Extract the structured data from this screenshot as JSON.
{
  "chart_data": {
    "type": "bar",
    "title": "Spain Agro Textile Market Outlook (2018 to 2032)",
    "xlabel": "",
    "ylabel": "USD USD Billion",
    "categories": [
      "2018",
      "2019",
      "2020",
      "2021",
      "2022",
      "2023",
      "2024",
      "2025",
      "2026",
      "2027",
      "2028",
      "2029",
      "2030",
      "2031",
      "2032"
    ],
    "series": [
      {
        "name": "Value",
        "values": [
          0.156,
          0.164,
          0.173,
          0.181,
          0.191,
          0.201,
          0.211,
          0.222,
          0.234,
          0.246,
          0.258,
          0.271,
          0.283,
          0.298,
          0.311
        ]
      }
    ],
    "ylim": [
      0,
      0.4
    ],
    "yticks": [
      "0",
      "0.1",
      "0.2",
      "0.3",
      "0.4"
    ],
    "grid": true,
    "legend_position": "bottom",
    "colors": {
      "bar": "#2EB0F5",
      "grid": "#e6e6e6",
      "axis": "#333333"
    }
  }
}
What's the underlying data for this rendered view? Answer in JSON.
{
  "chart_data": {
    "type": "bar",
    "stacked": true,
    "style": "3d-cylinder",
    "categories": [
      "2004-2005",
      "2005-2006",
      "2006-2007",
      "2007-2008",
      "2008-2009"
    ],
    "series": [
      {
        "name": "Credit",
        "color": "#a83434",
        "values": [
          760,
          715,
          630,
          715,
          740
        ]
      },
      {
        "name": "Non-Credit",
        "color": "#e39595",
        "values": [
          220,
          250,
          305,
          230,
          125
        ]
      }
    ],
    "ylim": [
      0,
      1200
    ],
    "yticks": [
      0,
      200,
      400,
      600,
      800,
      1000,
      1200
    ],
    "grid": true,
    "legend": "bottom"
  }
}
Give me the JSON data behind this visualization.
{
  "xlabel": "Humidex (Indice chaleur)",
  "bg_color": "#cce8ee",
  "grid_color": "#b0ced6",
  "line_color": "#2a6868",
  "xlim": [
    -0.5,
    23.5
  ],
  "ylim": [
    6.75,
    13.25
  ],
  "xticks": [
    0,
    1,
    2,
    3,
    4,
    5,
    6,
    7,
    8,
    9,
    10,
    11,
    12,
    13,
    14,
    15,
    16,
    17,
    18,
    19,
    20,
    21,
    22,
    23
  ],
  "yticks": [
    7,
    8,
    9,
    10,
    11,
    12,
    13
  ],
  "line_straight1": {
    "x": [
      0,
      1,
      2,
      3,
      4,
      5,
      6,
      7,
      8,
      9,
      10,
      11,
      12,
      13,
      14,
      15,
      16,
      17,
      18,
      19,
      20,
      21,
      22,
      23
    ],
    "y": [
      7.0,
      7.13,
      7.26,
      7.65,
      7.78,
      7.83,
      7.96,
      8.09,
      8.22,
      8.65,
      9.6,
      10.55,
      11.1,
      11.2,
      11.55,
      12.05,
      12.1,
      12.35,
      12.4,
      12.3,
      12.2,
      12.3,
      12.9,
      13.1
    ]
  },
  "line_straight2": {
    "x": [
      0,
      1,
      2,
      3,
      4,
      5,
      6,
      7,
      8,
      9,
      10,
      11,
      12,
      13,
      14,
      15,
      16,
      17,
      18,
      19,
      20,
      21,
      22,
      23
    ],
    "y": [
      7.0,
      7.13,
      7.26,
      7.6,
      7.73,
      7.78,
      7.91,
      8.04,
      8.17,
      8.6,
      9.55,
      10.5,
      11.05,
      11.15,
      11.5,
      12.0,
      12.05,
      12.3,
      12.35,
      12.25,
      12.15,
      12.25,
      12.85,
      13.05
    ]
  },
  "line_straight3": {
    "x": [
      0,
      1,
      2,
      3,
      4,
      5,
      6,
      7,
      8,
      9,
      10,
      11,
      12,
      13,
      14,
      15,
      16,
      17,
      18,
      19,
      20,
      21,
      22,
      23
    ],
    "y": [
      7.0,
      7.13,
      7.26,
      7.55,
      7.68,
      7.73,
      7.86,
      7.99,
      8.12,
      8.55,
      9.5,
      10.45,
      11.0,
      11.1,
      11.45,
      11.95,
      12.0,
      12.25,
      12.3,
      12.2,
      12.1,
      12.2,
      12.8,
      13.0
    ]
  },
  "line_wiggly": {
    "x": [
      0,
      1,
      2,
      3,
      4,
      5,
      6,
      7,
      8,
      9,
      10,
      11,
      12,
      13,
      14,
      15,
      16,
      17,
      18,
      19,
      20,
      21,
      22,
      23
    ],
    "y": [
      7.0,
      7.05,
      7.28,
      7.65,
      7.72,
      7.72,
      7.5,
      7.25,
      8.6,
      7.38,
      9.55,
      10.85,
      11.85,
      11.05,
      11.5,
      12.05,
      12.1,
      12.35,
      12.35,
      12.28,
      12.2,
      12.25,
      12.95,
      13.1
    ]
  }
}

━━━━━━━━━━━━━━━━━━━━━━━━━━━━━━

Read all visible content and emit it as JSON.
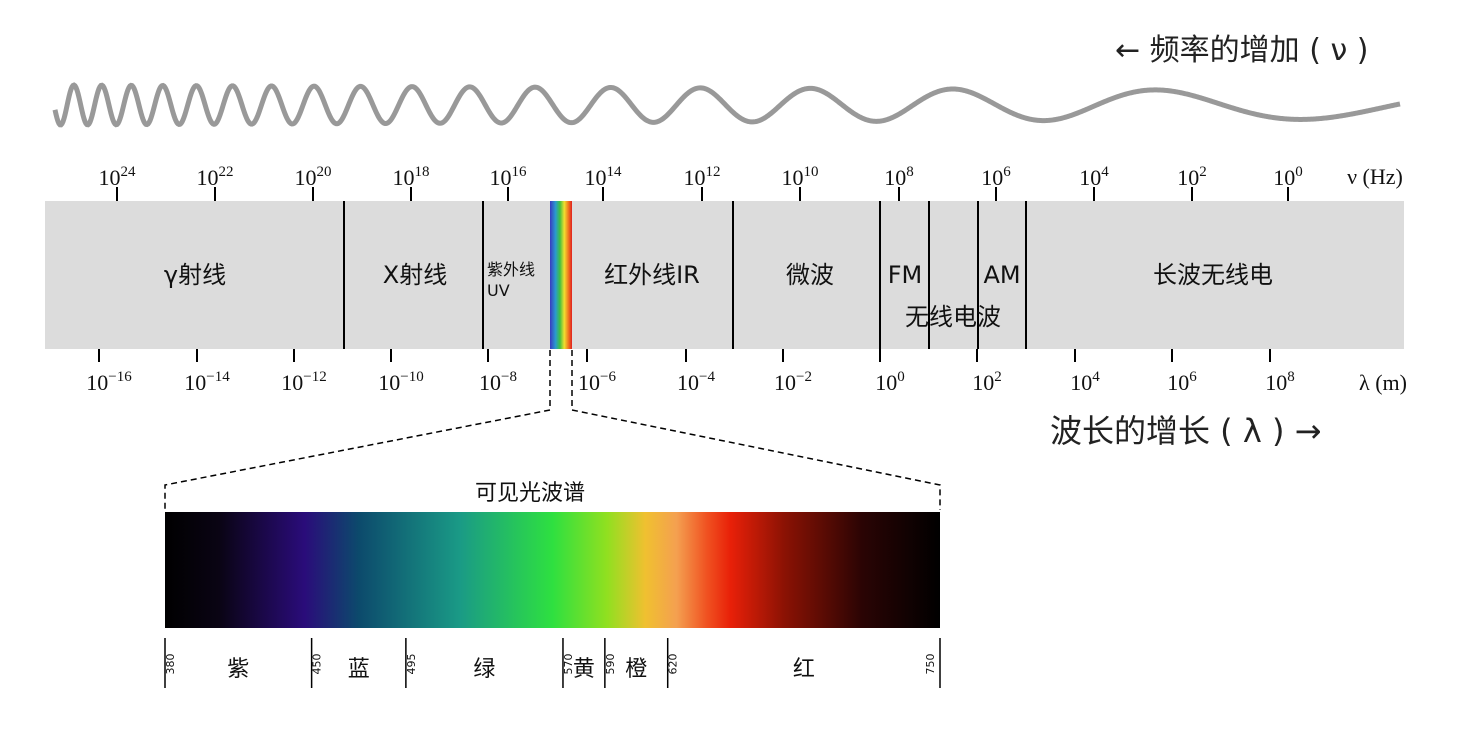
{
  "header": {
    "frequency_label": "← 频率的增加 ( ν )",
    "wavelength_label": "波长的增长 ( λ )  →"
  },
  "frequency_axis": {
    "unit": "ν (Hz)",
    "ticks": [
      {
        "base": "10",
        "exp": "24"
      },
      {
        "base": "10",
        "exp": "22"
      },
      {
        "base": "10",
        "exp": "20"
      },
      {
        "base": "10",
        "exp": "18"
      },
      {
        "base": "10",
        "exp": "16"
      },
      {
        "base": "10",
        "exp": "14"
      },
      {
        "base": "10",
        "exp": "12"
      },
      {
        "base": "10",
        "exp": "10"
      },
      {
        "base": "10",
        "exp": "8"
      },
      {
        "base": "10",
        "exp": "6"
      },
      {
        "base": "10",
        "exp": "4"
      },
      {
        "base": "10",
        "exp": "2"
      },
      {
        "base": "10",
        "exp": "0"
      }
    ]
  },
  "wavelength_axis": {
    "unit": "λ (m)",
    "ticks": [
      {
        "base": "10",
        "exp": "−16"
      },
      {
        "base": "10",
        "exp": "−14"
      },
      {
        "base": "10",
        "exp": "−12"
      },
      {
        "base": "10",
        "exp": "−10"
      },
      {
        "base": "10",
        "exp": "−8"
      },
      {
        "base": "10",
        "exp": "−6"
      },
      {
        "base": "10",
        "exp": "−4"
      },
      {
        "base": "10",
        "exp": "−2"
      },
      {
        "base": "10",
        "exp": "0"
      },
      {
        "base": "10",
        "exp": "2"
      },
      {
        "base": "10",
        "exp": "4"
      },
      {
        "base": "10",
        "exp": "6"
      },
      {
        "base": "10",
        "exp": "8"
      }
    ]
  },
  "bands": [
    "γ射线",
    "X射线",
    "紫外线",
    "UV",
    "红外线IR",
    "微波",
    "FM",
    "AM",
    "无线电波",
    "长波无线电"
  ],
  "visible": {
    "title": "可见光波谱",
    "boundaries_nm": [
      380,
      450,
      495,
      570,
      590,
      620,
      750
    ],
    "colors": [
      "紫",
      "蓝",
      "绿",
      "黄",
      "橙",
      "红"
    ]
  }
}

━━━━━━━━━━━━━━━━━━━━━━━━━━━━━━

Given instruction
Find every line in the records above that contains the word "xlabel", and copy each one.

Solution to the exercise
    "xlabel": "",
  "xlabel": "Humidex (Indice chaleur)",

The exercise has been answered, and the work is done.